▶ [Problem details]:
Present the following entries again, word for word and in full.

▶ [Listed entries]:
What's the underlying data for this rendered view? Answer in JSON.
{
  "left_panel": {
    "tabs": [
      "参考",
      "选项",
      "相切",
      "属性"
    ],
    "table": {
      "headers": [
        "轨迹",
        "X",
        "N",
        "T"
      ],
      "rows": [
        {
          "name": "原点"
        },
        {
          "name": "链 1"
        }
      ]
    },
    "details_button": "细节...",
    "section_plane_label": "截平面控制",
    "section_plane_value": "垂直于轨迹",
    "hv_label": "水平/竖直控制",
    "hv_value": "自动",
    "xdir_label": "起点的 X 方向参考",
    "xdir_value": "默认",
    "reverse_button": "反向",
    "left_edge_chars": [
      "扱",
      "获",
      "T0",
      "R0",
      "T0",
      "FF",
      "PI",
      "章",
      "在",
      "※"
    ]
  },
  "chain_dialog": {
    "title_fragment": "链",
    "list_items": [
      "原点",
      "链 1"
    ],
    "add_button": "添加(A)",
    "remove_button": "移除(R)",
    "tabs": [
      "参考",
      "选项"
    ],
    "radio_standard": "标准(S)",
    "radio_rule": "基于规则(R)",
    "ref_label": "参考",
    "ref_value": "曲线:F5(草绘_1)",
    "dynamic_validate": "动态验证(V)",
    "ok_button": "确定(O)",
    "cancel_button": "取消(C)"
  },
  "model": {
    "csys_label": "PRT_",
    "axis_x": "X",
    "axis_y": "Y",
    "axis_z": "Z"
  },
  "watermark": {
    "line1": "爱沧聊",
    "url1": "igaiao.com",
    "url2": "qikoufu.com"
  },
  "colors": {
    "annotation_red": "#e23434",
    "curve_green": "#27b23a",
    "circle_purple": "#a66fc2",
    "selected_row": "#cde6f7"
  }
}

▶ [Written reply]:
What's the underlying data for this rendered view? Answer in JSON.
{
  "left_panel": {
    "tabs": [
      "参考",
      "选项",
      "相切",
      "属性"
    ],
    "table": {
      "headers": [
        "轨迹",
        "X",
        "N",
        "T"
      ],
      "rows": [
        {
          "name": "原点"
        },
        {
          "name": "链 1"
        }
      ]
    },
    "details_button": "细节...",
    "section_plane_label": "截平面控制",
    "section_plane_value": "垂直于轨迹",
    "hv_label": "水平/竖直控制",
    "hv_value": "自动",
    "xdir_label": "起点的 X 方向参考",
    "xdir_value": "默认",
    "reverse_button": "反向",
    "left_edge_chars": [
      "扱",
      "获",
      "T0",
      "R0",
      "T0",
      "FF",
      "PI",
      "章",
      "在",
      "※"
    ]
  },
  "chain_dialog": {
    "title_fragment": "链",
    "list_items": [
      "原点",
      "链 1"
    ],
    "add_button": "添加(A)",
    "remove_button": "移除(R)",
    "tabs": [
      "参考",
      "选项"
    ],
    "radio_standard": "标准(S)",
    "radio_rule": "基于规则(R)",
    "ref_label": "参考",
    "ref_value": "曲线:F5(草绘_1)",
    "dynamic_validate": "动态验证(V)",
    "ok_button": "确定(O)",
    "cancel_button": "取消(C)"
  },
  "model": {
    "csys_label": "PRT_",
    "axis_x": "X",
    "axis_y": "Y",
    "axis_z": "Z"
  },
  "watermark": {
    "line1": "爱沧聊",
    "url1": "igaiao.com",
    "url2": "qikoufu.com"
  },
  "colors": {
    "annotation_red": "#e23434",
    "curve_green": "#27b23a",
    "circle_purple": "#a66fc2",
    "selected_row": "#cde6f7"
  }
}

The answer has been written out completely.